## What is asked
Output all lines exactly, with nothing added or dropped.

## Raw records
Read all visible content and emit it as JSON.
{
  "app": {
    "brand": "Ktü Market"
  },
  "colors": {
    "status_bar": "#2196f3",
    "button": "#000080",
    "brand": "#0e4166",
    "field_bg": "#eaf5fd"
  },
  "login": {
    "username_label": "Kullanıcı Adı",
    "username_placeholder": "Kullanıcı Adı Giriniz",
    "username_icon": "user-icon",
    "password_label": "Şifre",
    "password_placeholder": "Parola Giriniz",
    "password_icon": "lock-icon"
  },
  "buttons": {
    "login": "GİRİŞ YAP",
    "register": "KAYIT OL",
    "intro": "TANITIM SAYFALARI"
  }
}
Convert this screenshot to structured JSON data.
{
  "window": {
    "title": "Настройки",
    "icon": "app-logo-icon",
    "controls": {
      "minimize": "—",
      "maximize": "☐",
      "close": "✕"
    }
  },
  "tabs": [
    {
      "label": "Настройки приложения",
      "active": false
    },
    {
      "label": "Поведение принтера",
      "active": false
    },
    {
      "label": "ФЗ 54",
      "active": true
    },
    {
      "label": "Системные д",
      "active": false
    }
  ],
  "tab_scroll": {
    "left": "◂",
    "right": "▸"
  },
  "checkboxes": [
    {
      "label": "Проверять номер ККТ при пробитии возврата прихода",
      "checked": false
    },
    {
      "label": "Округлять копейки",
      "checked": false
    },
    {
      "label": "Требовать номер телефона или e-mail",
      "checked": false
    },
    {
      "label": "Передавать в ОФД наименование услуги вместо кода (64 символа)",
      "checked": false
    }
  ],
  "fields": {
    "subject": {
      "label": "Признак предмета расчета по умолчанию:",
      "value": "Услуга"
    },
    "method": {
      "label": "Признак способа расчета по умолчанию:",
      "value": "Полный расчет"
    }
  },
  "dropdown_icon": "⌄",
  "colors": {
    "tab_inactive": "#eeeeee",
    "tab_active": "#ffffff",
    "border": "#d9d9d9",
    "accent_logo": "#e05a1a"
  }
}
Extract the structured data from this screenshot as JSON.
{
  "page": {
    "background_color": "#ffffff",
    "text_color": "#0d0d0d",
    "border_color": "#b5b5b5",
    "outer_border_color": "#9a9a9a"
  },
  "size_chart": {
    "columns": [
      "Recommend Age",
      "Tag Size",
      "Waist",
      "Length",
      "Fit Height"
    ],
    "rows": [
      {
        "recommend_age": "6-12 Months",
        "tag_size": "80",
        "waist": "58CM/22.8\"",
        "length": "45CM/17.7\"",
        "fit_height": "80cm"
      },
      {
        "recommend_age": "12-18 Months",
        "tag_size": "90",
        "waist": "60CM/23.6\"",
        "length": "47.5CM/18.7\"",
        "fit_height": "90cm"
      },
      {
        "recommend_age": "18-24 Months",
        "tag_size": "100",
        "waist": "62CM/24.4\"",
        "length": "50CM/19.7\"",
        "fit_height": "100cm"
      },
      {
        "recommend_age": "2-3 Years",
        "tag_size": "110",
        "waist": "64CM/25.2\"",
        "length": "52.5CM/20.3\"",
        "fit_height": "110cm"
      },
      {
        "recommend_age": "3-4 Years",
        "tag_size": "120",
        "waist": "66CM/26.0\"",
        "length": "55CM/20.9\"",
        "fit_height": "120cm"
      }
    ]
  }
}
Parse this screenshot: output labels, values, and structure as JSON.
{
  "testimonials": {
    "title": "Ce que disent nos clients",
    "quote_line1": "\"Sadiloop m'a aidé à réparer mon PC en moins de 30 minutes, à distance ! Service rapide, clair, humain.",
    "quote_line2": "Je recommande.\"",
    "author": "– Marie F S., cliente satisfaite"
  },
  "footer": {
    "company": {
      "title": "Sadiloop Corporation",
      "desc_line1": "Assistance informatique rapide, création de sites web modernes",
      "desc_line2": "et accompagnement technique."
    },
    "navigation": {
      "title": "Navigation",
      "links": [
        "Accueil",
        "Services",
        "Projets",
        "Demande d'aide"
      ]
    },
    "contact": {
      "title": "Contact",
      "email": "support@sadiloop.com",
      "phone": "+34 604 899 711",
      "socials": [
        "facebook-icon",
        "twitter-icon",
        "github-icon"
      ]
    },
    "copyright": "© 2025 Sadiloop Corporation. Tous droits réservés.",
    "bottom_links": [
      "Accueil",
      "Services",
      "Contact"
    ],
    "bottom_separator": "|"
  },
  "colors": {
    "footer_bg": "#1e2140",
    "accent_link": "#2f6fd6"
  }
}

## Task output
Read all visible content and emit it as JSON.
{
  "app": {
    "brand": "Ktü Market"
  },
  "colors": {
    "status_bar": "#2196f3",
    "button": "#000080",
    "brand": "#0e4166",
    "field_bg": "#eaf5fd"
  },
  "login": {
    "username_label": "Kullanıcı Adı",
    "username_placeholder": "Kullanıcı Adı Giriniz",
    "username_icon": "user-icon",
    "password_label": "Şifre",
    "password_placeholder": "Parola Giriniz",
    "password_icon": "lock-icon"
  },
  "buttons": {
    "login": "GİRİŞ YAP",
    "register": "KAYIT OL",
    "intro": "TANITIM SAYFALARI"
  }
}
Convert this screenshot to structured JSON data.
{
  "window": {
    "title": "Настройки",
    "icon": "app-logo-icon",
    "controls": {
      "minimize": "—",
      "maximize": "☐",
      "close": "✕"
    }
  },
  "tabs": [
    {
      "label": "Настройки приложения",
      "active": false
    },
    {
      "label": "Поведение принтера",
      "active": false
    },
    {
      "label": "ФЗ 54",
      "active": true
    },
    {
      "label": "Системные д",
      "active": false
    }
  ],
  "tab_scroll": {
    "left": "◂",
    "right": "▸"
  },
  "checkboxes": [
    {
      "label": "Проверять номер ККТ при пробитии возврата прихода",
      "checked": false
    },
    {
      "label": "Округлять копейки",
      "checked": false
    },
    {
      "label": "Требовать номер телефона или e-mail",
      "checked": false
    },
    {
      "label": "Передавать в ОФД наименование услуги вместо кода (64 символа)",
      "checked": false
    }
  ],
  "fields": {
    "subject": {
      "label": "Признак предмета расчета по умолчанию:",
      "value": "Услуга"
    },
    "method": {
      "label": "Признак способа расчета по умолчанию:",
      "value": "Полный расчет"
    }
  },
  "dropdown_icon": "⌄",
  "colors": {
    "tab_inactive": "#eeeeee",
    "tab_active": "#ffffff",
    "border": "#d9d9d9",
    "accent_logo": "#e05a1a"
  }
}
Extract the structured data from this screenshot as JSON.
{
  "page": {
    "background_color": "#ffffff",
    "text_color": "#0d0d0d",
    "border_color": "#b5b5b5",
    "outer_border_color": "#9a9a9a"
  },
  "size_chart": {
    "columns": [
      "Recommend Age",
      "Tag Size",
      "Waist",
      "Length",
      "Fit Height"
    ],
    "rows": [
      {
        "recommend_age": "6-12 Months",
        "tag_size": "80",
        "waist": "58CM/22.8\"",
        "length": "45CM/17.7\"",
        "fit_height": "80cm"
      },
      {
        "recommend_age": "12-18 Months",
        "tag_size": "90",
        "waist": "60CM/23.6\"",
        "length": "47.5CM/18.7\"",
        "fit_height": "90cm"
      },
      {
        "recommend_age": "18-24 Months",
        "tag_size": "100",
        "waist": "62CM/24.4\"",
        "length": "50CM/19.7\"",
        "fit_height": "100cm"
      },
      {
        "recommend_age": "2-3 Years",
        "tag_size": "110",
        "waist": "64CM/25.2\"",
        "length": "52.5CM/20.3\"",
        "fit_height": "110cm"
      },
      {
        "recommend_age": "3-4 Years",
        "tag_size": "120",
        "waist": "66CM/26.0\"",
        "length": "55CM/20.9\"",
        "fit_height": "120cm"
      }
    ]
  }
}
Parse this screenshot: output labels, values, and structure as JSON.
{
  "testimonials": {
    "title": "Ce que disent nos clients",
    "quote_line1": "\"Sadiloop m'a aidé à réparer mon PC en moins de 30 minutes, à distance ! Service rapide, clair, humain.",
    "quote_line2": "Je recommande.\"",
    "author": "– Marie F S., cliente satisfaite"
  },
  "footer": {
    "company": {
      "title": "Sadiloop Corporation",
      "desc_line1": "Assistance informatique rapide, création de sites web modernes",
      "desc_line2": "et accompagnement technique."
    },
    "navigation": {
      "title": "Navigation",
      "links": [
        "Accueil",
        "Services",
        "Projets",
        "Demande d'aide"
      ]
    },
    "contact": {
      "title": "Contact",
      "email": "support@sadiloop.com",
      "phone": "+34 604 899 711",
      "socials": [
        "facebook-icon",
        "twitter-icon",
        "github-icon"
      ]
    },
    "copyright": "© 2025 Sadiloop Corporation. Tous droits réservés.",
    "bottom_links": [
      "Accueil",
      "Services",
      "Contact"
    ],
    "bottom_separator": "|"
  },
  "colors": {
    "footer_bg": "#1e2140",
    "accent_link": "#2f6fd6"
  }
}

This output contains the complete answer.